::: Text :::
Edited version of private advice

Authorisation Number: 1051795182770

Date of advice: 12 January 2021

Ruling

Subject: Goods and services tax and the sale of a property

Question

Will GST be payable on your sale of Duplex 2?

Answer

No. The sale of Duplex 2 will not be a taxable supply under section 9-5 of the GST Act as you are not required to register for GST. Therefore, you will not be liable for GST on the sale of the property.

You will need to notify the purchaser in writing that they do not have a withholding obligation and do not need to pay a withholding amount from the contract price of the property to the Australian Taxation Office (ATO) when purchasing the property. This can be included in the sale contract or in a separate document prior to settlement.

Relevant facts and circumstances

Mr X is registered for GST and carries on an enterprise of providing taxi travel.

Mrs X has an Australian Business Number (ABN). However, she is not registered for GST.

Mr X and Mrs X ((together referred to as 'You') are not registered for GST as a partnership.

You purchased a 50% of the property situated at a specified location with your friends Mr Y Mrs Y as tenants in common.

You purchased the Property with your friend as property prices were very high and was difficult to purchase the property on your own.

Your intention, together with your friends was to demolish the existing house on the Property and construct a duplex.

Your intention was to use one of the homes (Duplex 2) as your primary place of residence and the other (Duplex 1) was to be used by your friends.

In yyyy, the Property was subdivided, and the construction of the duplex commenced. The construction was completed in yyyy.

The purchase of the Property and the construction costs were financed through a loan from a financial institution in the names of you and your friends.

During the construction period your circumstances changed. You could not move into Duplex 2 because of your children's schooling in Chatswood; therefore, you leased out Duplex 2 from xx xxxxxxxxx yyyy until x xxxxxxx yyyy.
:::
List of tasks ->
a. List every person the tax ruling refers to by a title and letter.
b. Recast the rows as a JSON list of strings, one per line and skipping blank lines, from the first row through the row containing "player-name: Atha, Allan [325,131,369,141]".
The tax ruling and the rows that follow it are unrelated.
::: Provided data :::
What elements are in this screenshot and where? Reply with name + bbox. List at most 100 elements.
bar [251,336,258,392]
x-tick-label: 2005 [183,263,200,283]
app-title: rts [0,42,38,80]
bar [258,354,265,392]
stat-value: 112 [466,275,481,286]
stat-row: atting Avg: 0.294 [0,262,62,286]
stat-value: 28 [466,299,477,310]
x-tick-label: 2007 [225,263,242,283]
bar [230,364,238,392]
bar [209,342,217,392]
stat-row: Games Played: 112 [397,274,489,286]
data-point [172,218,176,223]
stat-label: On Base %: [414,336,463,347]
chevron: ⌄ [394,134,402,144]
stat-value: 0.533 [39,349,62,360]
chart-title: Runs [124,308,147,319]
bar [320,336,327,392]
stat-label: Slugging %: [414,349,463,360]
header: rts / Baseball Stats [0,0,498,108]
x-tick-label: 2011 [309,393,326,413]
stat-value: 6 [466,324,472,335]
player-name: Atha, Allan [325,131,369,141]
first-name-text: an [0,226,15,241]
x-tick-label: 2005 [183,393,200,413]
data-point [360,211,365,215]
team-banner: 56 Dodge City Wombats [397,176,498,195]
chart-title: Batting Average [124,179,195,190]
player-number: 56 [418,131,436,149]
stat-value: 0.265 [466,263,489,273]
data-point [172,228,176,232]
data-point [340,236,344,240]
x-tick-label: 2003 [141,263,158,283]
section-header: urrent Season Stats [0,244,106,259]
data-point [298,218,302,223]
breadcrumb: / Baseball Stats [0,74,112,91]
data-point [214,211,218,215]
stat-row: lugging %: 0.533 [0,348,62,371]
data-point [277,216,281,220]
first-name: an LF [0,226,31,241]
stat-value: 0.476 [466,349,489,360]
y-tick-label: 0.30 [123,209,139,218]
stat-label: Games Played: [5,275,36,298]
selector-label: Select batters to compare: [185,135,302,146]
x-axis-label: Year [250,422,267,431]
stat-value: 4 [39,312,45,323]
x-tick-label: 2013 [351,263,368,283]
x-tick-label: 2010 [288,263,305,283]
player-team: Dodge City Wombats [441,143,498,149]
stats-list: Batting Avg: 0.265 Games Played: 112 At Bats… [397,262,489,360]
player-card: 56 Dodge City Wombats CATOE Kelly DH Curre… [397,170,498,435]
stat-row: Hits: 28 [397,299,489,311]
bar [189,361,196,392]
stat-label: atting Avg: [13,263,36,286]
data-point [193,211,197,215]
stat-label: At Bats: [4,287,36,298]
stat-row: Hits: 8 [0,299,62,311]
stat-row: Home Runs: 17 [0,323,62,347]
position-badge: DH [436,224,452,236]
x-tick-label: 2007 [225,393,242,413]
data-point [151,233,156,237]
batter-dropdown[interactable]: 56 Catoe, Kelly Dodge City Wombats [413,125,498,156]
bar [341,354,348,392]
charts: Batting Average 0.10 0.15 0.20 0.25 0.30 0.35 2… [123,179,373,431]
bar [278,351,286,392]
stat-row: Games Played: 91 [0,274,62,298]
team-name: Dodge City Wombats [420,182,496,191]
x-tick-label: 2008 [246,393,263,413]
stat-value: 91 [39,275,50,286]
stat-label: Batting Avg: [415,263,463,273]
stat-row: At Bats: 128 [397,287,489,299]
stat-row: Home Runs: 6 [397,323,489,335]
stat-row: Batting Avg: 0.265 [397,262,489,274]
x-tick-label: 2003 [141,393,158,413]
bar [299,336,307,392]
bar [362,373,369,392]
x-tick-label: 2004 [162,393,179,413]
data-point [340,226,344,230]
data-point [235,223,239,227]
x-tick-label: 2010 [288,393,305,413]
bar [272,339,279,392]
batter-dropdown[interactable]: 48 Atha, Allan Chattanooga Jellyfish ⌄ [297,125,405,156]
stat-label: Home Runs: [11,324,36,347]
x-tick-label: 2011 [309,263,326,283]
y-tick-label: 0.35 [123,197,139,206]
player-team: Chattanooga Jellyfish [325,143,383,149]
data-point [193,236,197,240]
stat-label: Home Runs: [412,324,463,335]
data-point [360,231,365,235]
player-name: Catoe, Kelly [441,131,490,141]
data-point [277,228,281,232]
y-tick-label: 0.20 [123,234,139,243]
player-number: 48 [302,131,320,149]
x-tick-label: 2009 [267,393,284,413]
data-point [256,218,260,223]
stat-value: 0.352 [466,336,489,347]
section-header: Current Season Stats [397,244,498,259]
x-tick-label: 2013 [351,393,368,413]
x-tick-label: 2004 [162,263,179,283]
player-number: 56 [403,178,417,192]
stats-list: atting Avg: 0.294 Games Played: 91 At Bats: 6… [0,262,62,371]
:::
Answers for this exercise ->
a. Mr X, Mrs X, Mr Y, Mrs Y

b.
[
  "What elements are in this screenshot and where? Reply with name + bbox. List at most 100 elements.",
  "bar [251,336,258,392]",
  "x-tick-label: 2005 [183,263,200,283]",
  "app-title: rts [0,42,38,80]",
  "bar [258,354,265,392]",
  "stat-value: 112 [466,275,481,286]",
  "stat-row: atting Avg: 0.294 [0,262,62,286]",
  "stat-value: 28 [466,299,477,310]",
  "x-tick-label: 2007 [225,263,242,283]",
  "bar [230,364,238,392]",
  "bar [209,342,217,392]",
  "stat-row: Games Played: 112 [397,274,489,286]",
  "data-point [172,218,176,223]",
  "stat-label: On Base %: [414,336,463,347]",
  "chevron: ⌄ [394,134,402,144]",
  "stat-value: 0.533 [39,349,62,360]",
  "chart-title: Runs [124,308,147,319]",
  "bar [320,336,327,392]",
  "stat-label: Slugging %: [414,349,463,360]",
  "header: rts / Baseball Stats [0,0,498,108]",
  "x-tick-label: 2011 [309,393,326,413]",
  "stat-value: 6 [466,324,472,335]",
  "player-name: Atha, Allan [325,131,369,141]"
]